Stored entries:
============
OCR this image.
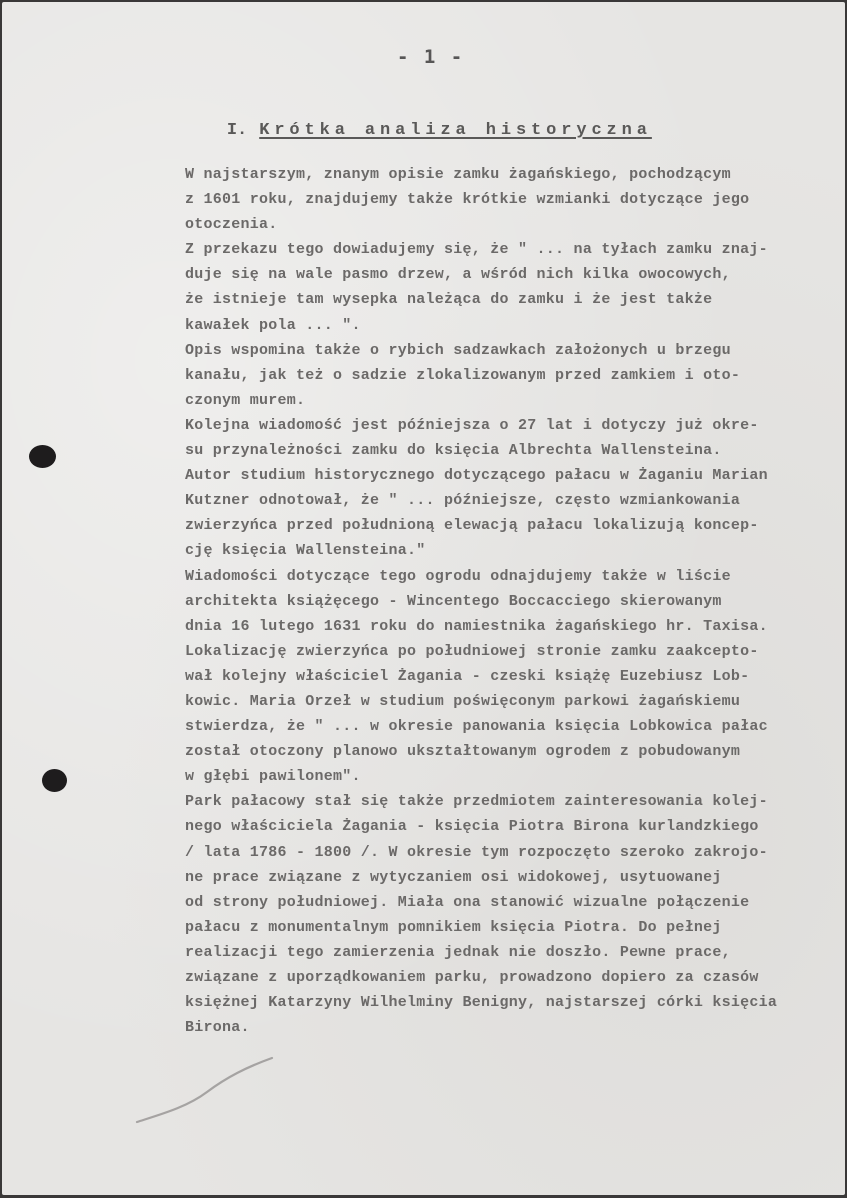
- 1 -

I. Krótka analiza historyczna

W najstarszym, znanym opisie zamku żagańskiego, pochodzącym
z 1601 roku, znajdujemy także krótkie wzmianki dotyczące jego
otoczenia.
Z przekazu tego dowiadujemy się, że " ... na tyłach zamku znaj-
duje się na wale pasmo drzew, a wśród nich kilka owocowych,
że istnieje tam wysepka należąca do zamku i że jest także
kawałek pola ... ".
Opis wspomina także o rybich sadzawkach założonych u brzegu
kanału, jak też o sadzie zlokalizowanym przed zamkiem i oto-
czonym murem.
Kolejna wiadomość jest późniejsza o 27 lat i dotyczy już okre-
su przynależności zamku do księcia Albrechta Wallensteina.
Autor studium historycznego dotyczącego pałacu w Żaganiu Marian
Kutzner odnotował, że " ... późniejsze, często wzmiankowania
zwierzyńca przed południoną elewacją pałacu lokalizują koncep-
cję księcia Wallensteina."
Wiadomości dotyczące tego ogrodu odnajdujemy także w liście
architekta książęcego - Wincentego Boccacciego skierowanym
dnia 16 lutego 1631 roku do namiestnika żagańskiego hr. Taxisa.
Lokalizację zwierzyńca po południowej stronie zamku zaakcepto-
wał kolejny właściciel Żagania - czeski książę Euzebiusz Lob-
kowic. Maria Orzeł w studium poświęconym parkowi żagańskiemu
stwierdza, że " ... w okresie panowania księcia Lobkowica pałac
został otoczony planowo ukształtowanym ogrodem z pobudowanym
w głębi pawilonem".
Park pałacowy stał się także przedmiotem zainteresowania kolej-
nego właściciela Żagania - księcia Piotra Birona kurlandzkiego
/ lata 1786 - 1800 /. W okresie tym rozpoczęto szeroko zakrojo-
ne prace związane z wytyczaniem osi widokowej, usytuowanej
od strony południowej. Miała ona stanowić wizualne połączenie
pałacu z monumentalnym pomnikiem księcia Piotra. Do pełnej
realizacji tego zamierzenia jednak nie doszło. Pewne prace,
związane z uporządkowaniem parku, prowadzono dopiero za czasów
księżnej Katarzyny Wilhelminy Benigny, najstarszej córki księcia
Birona.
============
Aim of the exercise: Repeat all of the data above word for word, minus the pictures.

Exercise response:
OCR this image.
- 1 -

I. Krótka analiza historyczna

W najstarszym, znanym opisie zamku żagańskiego, pochodzącym
z 1601 roku, znajdujemy także krótkie wzmianki dotyczące jego
otoczenia.
Z przekazu tego dowiadujemy się, że " ... na tyłach zamku znaj-
duje się na wale pasmo drzew, a wśród nich kilka owocowych,
że istnieje tam wysepka należąca do zamku i że jest także
kawałek pola ... ".
Opis wspomina także o rybich sadzawkach założonych u brzegu
kanału, jak też o sadzie zlokalizowanym przed zamkiem i oto-
czonym murem.
Kolejna wiadomość jest późniejsza o 27 lat i dotyczy już okre-
su przynależności zamku do księcia Albrechta Wallensteina.
Autor studium historycznego dotyczącego pałacu w Żaganiu Marian
Kutzner odnotował, że " ... późniejsze, często wzmiankowania
zwierzyńca przed południoną elewacją pałacu lokalizują koncep-
cję księcia Wallensteina."
Wiadomości dotyczące tego ogrodu odnajdujemy także w liście
architekta książęcego - Wincentego Boccacciego skierowanym
dnia 16 lutego 1631 roku do namiestnika żagańskiego hr. Taxisa.
Lokalizację zwierzyńca po południowej stronie zamku zaakcepto-
wał kolejny właściciel Żagania - czeski książę Euzebiusz Lob-
kowic. Maria Orzeł w studium poświęconym parkowi żagańskiemu
stwierdza, że " ... w okresie panowania księcia Lobkowica pałac
został otoczony planowo ukształtowanym ogrodem z pobudowanym
w głębi pawilonem".
Park pałacowy stał się także przedmiotem zainteresowania kolej-
nego właściciela Żagania - księcia Piotra Birona kurlandzkiego
/ lata 1786 - 1800 /. W okresie tym rozpoczęto szeroko zakrojo-
ne prace związane z wytyczaniem osi widokowej, usytuowanej
od strony południowej. Miała ona stanowić wizualne połączenie
pałacu z monumentalnym pomnikiem księcia Piotra. Do pełnej
realizacji tego zamierzenia jednak nie doszło. Pewne prace,
związane z uporządkowaniem parku, prowadzono dopiero za czasów
księżnej Katarzyny Wilhelminy Benigny, najstarszej córki księcia
Birona.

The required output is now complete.